==== LISTING

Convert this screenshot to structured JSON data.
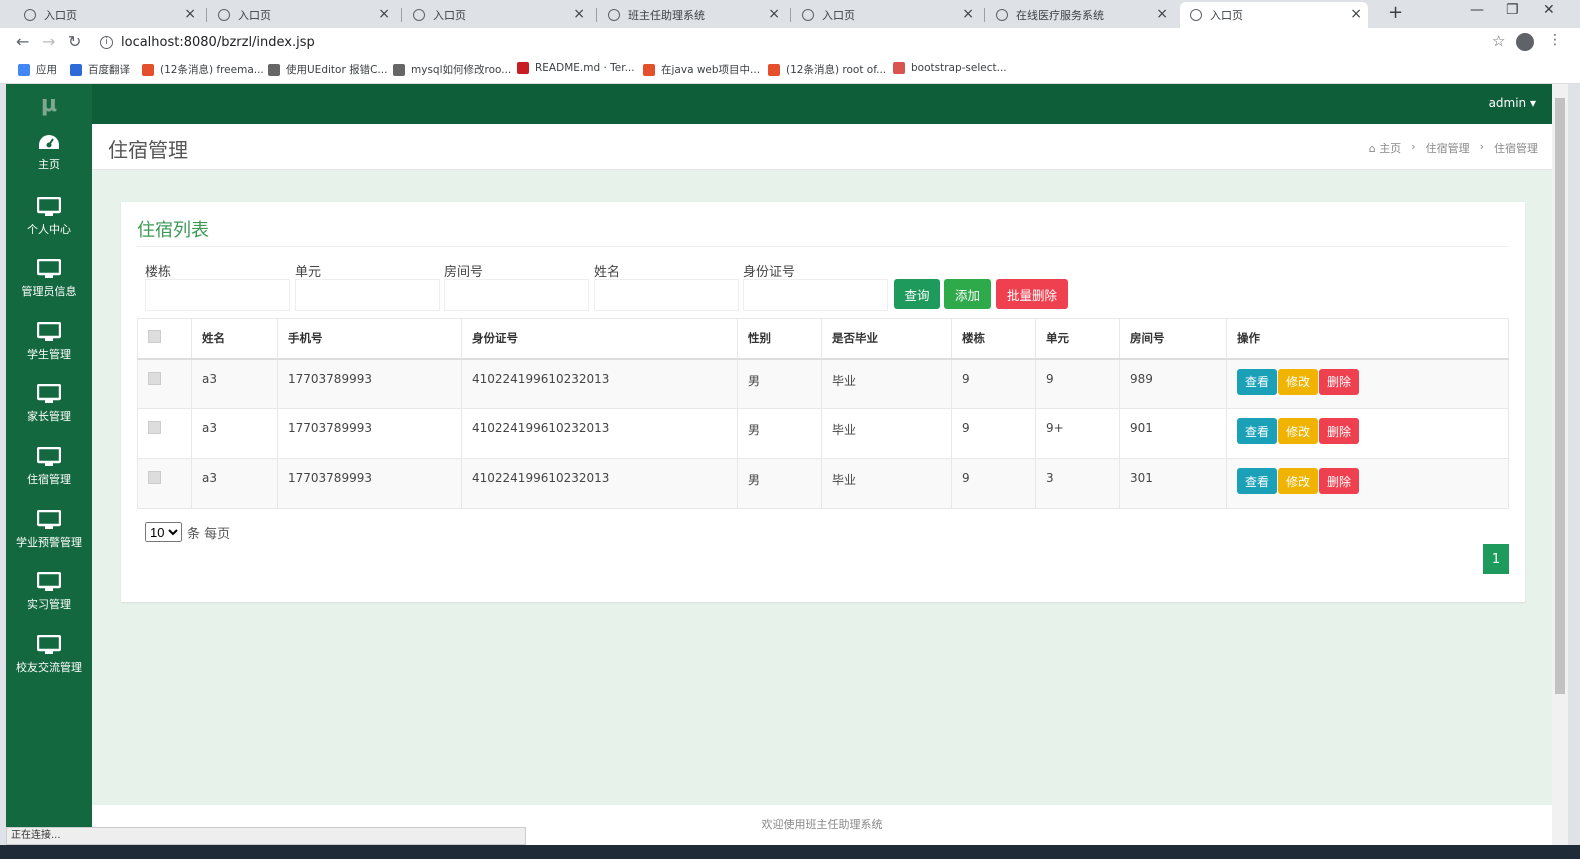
{
  "browser": {
    "tabs": [
      {
        "title": "入口页"
      },
      {
        "title": "入口页"
      },
      {
        "title": "入口页"
      },
      {
        "title": "班主任助理系统"
      },
      {
        "title": "入口页"
      },
      {
        "title": "在线医疗服务系统"
      },
      {
        "title": "入口页",
        "active": true
      }
    ],
    "url": "localhost:8080/bzrzl/index.jsp",
    "bookmarks": [
      {
        "label": "应用",
        "icon": "apps-icon",
        "color": "#4285f4"
      },
      {
        "label": "百度翻译",
        "icon": "baidu-translate-icon",
        "color": "#2f6bd8"
      },
      {
        "label": "(12条消息) freema...",
        "icon": "csdn-icon",
        "color": "#e4502c"
      },
      {
        "label": "使用UEditor 报错C...",
        "icon": "logo-icon",
        "color": "#666666"
      },
      {
        "label": "mysql如何修改roo...",
        "icon": "logo-icon",
        "color": "#666666"
      },
      {
        "label": "README.md · Ter...",
        "icon": "gitee-icon",
        "color": "#c71d23"
      },
      {
        "label": "在java web项目中...",
        "icon": "csdn-icon",
        "color": "#e4502c"
      },
      {
        "label": "(12条消息) root of...",
        "icon": "csdn-icon",
        "color": "#e4502c"
      },
      {
        "label": "bootstrap-select...",
        "icon": "bookmark-icon",
        "color": "#d9534f"
      }
    ],
    "status_text": "正在连接..."
  },
  "app": {
    "logo": "μ",
    "user": "admin ▾",
    "sidebar": [
      {
        "label": "主页",
        "icon": "dashboard-icon"
      },
      {
        "label": "个人中心",
        "icon": "monitor-icon"
      },
      {
        "label": "管理员信息",
        "icon": "monitor-icon"
      },
      {
        "label": "学生管理",
        "icon": "monitor-icon"
      },
      {
        "label": "家长管理",
        "icon": "monitor-icon"
      },
      {
        "label": "住宿管理",
        "icon": "monitor-icon"
      },
      {
        "label": "学业预警管理",
        "icon": "monitor-icon"
      },
      {
        "label": "实习管理",
        "icon": "monitor-icon"
      },
      {
        "label": "校友交流管理",
        "icon": "monitor-icon"
      }
    ],
    "page_title": "住宿管理",
    "breadcrumb": [
      "主页",
      "住宿管理",
      "住宿管理"
    ],
    "card_title": "住宿列表",
    "filters": [
      {
        "label": "楼栋",
        "value": ""
      },
      {
        "label": "单元",
        "value": ""
      },
      {
        "label": "房间号",
        "value": ""
      },
      {
        "label": "姓名",
        "value": ""
      },
      {
        "label": "身份证号",
        "value": ""
      }
    ],
    "buttons": {
      "query": "查询",
      "add": "添加",
      "batch_delete": "批量删除"
    },
    "colors": {
      "green": "#1e9a5c",
      "add": "#2eaa4a",
      "red": "#ef4050",
      "cyan": "#1aa1b8",
      "yellow": "#f0b400"
    },
    "table": {
      "headers": [
        "姓名",
        "手机号",
        "身份证号",
        "性别",
        "是否毕业",
        "楼栋",
        "单元",
        "房间号",
        "操作"
      ],
      "rows": [
        [
          "a3",
          "17703789993",
          "410224199610232013",
          "男",
          "毕业",
          "9",
          "9",
          "989"
        ],
        [
          "a3",
          "17703789993",
          "410224199610232013",
          "男",
          "毕业",
          "9",
          "9+",
          "901"
        ],
        [
          "a3",
          "17703789993",
          "410224199610232013",
          "男",
          "毕业",
          "9",
          "3",
          "301"
        ]
      ],
      "actions": {
        "view": "查看",
        "edit": "修改",
        "delete": "删除"
      }
    },
    "pagination": {
      "page_size": "10",
      "page_size_suffix": "条 每页",
      "current_page": "1"
    },
    "footer": "欢迎使用班主任助理系统"
  }
}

========

AIM OF THE TASK. Return each line exactly as written. Any picture gets left out.

WRITTEN RESPONSE.
Convert this screenshot to structured JSON data.
{
  "browser": {
    "tabs": [
      {
        "title": "入口页"
      },
      {
        "title": "入口页"
      },
      {
        "title": "入口页"
      },
      {
        "title": "班主任助理系统"
      },
      {
        "title": "入口页"
      },
      {
        "title": "在线医疗服务系统"
      },
      {
        "title": "入口页",
        "active": true
      }
    ],
    "url": "localhost:8080/bzrzl/index.jsp",
    "bookmarks": [
      {
        "label": "应用",
        "icon": "apps-icon",
        "color": "#4285f4"
      },
      {
        "label": "百度翻译",
        "icon": "baidu-translate-icon",
        "color": "#2f6bd8"
      },
      {
        "label": "(12条消息) freema...",
        "icon": "csdn-icon",
        "color": "#e4502c"
      },
      {
        "label": "使用UEditor 报错C...",
        "icon": "logo-icon",
        "color": "#666666"
      },
      {
        "label": "mysql如何修改roo...",
        "icon": "logo-icon",
        "color": "#666666"
      },
      {
        "label": "README.md · Ter...",
        "icon": "gitee-icon",
        "color": "#c71d23"
      },
      {
        "label": "在java web项目中...",
        "icon": "csdn-icon",
        "color": "#e4502c"
      },
      {
        "label": "(12条消息) root of...",
        "icon": "csdn-icon",
        "color": "#e4502c"
      },
      {
        "label": "bootstrap-select...",
        "icon": "bookmark-icon",
        "color": "#d9534f"
      }
    ],
    "status_text": "正在连接..."
  },
  "app": {
    "logo": "μ",
    "user": "admin ▾",
    "sidebar": [
      {
        "label": "主页",
        "icon": "dashboard-icon"
      },
      {
        "label": "个人中心",
        "icon": "monitor-icon"
      },
      {
        "label": "管理员信息",
        "icon": "monitor-icon"
      },
      {
        "label": "学生管理",
        "icon": "monitor-icon"
      },
      {
        "label": "家长管理",
        "icon": "monitor-icon"
      },
      {
        "label": "住宿管理",
        "icon": "monitor-icon"
      },
      {
        "label": "学业预警管理",
        "icon": "monitor-icon"
      },
      {
        "label": "实习管理",
        "icon": "monitor-icon"
      },
      {
        "label": "校友交流管理",
        "icon": "monitor-icon"
      }
    ],
    "page_title": "住宿管理",
    "breadcrumb": [
      "主页",
      "住宿管理",
      "住宿管理"
    ],
    "card_title": "住宿列表",
    "filters": [
      {
        "label": "楼栋",
        "value": ""
      },
      {
        "label": "单元",
        "value": ""
      },
      {
        "label": "房间号",
        "value": ""
      },
      {
        "label": "姓名",
        "value": ""
      },
      {
        "label": "身份证号",
        "value": ""
      }
    ],
    "buttons": {
      "query": "查询",
      "add": "添加",
      "batch_delete": "批量删除"
    },
    "colors": {
      "green": "#1e9a5c",
      "add": "#2eaa4a",
      "red": "#ef4050",
      "cyan": "#1aa1b8",
      "yellow": "#f0b400"
    },
    "table": {
      "headers": [
        "姓名",
        "手机号",
        "身份证号",
        "性别",
        "是否毕业",
        "楼栋",
        "单元",
        "房间号",
        "操作"
      ],
      "rows": [
        [
          "a3",
          "17703789993",
          "410224199610232013",
          "男",
          "毕业",
          "9",
          "9",
          "989"
        ],
        [
          "a3",
          "17703789993",
          "410224199610232013",
          "男",
          "毕业",
          "9",
          "9+",
          "901"
        ],
        [
          "a3",
          "17703789993",
          "410224199610232013",
          "男",
          "毕业",
          "9",
          "3",
          "301"
        ]
      ],
      "actions": {
        "view": "查看",
        "edit": "修改",
        "delete": "删除"
      }
    },
    "pagination": {
      "page_size": "10",
      "page_size_suffix": "条 每页",
      "current_page": "1"
    },
    "footer": "欢迎使用班主任助理系统"
  }
}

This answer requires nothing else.